Exercise goal: Lines that include the word "South" are the ones to copy.

Items listed in a dataset
┄┄┄┄┄┄┄┄┄┄

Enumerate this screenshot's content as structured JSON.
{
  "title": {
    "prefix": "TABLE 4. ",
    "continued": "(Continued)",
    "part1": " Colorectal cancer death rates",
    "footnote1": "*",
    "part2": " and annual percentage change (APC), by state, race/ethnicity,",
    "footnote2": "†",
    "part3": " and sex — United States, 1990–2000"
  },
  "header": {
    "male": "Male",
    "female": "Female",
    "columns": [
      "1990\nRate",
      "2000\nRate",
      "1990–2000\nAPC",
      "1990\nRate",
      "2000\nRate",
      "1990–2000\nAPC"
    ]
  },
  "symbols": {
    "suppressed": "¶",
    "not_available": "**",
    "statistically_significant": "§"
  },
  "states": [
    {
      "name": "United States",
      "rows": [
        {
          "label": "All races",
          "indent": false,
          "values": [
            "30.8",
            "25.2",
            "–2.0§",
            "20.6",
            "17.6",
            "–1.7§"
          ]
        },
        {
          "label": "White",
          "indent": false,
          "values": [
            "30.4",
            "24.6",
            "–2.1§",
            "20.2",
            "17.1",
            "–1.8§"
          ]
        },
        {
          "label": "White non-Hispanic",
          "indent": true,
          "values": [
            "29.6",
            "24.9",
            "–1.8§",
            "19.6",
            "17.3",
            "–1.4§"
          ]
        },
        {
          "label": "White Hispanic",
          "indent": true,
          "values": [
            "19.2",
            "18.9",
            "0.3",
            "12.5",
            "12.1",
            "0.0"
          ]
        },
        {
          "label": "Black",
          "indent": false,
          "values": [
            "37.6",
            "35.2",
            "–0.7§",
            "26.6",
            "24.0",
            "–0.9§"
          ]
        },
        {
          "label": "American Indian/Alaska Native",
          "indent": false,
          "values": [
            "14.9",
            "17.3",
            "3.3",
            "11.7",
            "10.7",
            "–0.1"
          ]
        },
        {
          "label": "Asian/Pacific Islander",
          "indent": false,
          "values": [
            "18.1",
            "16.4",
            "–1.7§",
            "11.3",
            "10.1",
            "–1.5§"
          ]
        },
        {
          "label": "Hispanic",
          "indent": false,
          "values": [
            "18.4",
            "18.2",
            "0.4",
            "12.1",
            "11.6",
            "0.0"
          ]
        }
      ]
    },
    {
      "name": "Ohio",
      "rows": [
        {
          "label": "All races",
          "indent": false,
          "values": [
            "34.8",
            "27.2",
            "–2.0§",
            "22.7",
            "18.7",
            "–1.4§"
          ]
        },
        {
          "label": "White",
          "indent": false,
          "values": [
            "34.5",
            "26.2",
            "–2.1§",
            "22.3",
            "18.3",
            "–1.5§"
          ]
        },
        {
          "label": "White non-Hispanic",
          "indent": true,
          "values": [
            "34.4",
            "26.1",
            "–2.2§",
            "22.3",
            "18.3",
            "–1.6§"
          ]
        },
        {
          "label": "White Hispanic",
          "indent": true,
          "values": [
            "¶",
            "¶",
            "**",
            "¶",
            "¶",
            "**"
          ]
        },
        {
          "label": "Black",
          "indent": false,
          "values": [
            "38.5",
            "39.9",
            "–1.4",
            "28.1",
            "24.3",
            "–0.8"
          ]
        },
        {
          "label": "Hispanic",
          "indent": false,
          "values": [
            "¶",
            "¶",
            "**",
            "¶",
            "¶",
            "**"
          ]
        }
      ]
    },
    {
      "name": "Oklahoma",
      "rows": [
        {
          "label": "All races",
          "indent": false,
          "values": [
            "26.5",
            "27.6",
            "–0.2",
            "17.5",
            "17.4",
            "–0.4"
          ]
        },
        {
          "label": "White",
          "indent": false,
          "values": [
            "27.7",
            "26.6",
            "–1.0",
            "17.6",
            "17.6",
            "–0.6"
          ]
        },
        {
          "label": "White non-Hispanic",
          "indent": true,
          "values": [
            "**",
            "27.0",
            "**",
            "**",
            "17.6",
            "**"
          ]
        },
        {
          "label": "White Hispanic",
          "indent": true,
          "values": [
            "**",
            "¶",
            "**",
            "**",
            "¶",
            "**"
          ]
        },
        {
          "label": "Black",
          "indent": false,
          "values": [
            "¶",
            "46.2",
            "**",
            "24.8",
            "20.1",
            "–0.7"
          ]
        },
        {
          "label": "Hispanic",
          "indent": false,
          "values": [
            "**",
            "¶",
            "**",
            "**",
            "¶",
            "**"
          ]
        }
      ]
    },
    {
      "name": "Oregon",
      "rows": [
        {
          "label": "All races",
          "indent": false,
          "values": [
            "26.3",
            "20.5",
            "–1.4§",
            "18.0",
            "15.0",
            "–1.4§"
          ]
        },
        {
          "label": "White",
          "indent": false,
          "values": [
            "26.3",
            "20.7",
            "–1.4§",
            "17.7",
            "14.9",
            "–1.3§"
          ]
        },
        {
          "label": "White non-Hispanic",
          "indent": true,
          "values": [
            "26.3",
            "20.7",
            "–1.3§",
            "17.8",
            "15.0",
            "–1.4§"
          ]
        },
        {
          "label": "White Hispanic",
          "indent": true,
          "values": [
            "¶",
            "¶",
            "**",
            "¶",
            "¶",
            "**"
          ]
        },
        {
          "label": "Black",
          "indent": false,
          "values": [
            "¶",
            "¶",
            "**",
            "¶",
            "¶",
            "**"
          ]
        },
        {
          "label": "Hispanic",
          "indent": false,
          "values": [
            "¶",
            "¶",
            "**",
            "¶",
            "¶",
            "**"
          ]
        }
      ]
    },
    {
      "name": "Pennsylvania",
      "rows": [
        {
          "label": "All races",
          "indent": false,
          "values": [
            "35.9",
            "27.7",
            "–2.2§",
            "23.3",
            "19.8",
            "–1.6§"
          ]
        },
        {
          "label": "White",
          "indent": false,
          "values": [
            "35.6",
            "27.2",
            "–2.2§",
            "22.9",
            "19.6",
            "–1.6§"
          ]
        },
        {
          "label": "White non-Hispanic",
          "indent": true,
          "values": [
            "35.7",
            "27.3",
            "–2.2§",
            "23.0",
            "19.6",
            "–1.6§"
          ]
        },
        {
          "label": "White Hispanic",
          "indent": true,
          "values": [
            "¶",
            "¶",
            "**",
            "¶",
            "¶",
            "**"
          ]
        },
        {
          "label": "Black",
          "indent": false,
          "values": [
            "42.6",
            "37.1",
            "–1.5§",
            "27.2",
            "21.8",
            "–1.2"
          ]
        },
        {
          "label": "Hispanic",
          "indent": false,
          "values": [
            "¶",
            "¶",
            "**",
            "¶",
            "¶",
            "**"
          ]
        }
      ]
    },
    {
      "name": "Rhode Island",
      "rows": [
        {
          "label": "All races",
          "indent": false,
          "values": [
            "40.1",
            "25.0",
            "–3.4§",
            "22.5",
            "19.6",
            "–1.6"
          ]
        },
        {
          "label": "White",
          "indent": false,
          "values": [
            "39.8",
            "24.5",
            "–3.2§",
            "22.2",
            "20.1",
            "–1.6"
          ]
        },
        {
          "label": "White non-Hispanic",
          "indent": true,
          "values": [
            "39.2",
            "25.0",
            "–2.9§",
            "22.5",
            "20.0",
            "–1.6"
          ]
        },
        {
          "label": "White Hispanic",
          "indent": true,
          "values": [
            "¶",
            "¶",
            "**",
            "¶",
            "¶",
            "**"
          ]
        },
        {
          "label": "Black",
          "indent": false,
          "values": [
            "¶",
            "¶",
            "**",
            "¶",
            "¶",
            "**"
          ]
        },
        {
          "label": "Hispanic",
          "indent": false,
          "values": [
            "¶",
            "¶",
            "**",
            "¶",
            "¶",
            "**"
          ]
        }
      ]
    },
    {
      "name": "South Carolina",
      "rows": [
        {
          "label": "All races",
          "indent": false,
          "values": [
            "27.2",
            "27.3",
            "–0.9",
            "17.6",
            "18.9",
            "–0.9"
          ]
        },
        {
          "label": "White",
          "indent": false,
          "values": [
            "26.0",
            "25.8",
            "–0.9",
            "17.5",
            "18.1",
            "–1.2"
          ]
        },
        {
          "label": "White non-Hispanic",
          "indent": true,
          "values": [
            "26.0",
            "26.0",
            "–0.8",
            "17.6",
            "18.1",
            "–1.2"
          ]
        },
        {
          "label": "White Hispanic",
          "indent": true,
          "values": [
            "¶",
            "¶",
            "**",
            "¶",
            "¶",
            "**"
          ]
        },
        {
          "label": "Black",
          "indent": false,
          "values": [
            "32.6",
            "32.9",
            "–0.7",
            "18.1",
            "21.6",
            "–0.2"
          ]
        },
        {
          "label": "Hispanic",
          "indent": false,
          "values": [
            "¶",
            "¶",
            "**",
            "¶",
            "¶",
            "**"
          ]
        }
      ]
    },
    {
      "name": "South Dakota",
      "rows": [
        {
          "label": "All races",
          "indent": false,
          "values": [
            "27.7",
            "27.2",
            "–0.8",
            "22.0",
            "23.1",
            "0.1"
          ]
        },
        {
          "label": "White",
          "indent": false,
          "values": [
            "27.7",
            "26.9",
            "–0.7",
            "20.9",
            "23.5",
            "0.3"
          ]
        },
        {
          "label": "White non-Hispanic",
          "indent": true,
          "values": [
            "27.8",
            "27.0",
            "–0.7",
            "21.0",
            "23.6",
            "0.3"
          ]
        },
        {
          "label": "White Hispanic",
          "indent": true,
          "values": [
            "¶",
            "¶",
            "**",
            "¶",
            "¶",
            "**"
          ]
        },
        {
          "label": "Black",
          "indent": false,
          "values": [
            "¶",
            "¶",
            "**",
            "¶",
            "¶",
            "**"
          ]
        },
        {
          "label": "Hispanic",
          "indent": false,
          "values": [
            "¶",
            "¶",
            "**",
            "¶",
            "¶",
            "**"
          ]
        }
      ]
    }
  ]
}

┄┄┄┄┄┄┄┄┄┄

Solution for this task:
      "name": "South Carolina",
      "name": "South Dakota",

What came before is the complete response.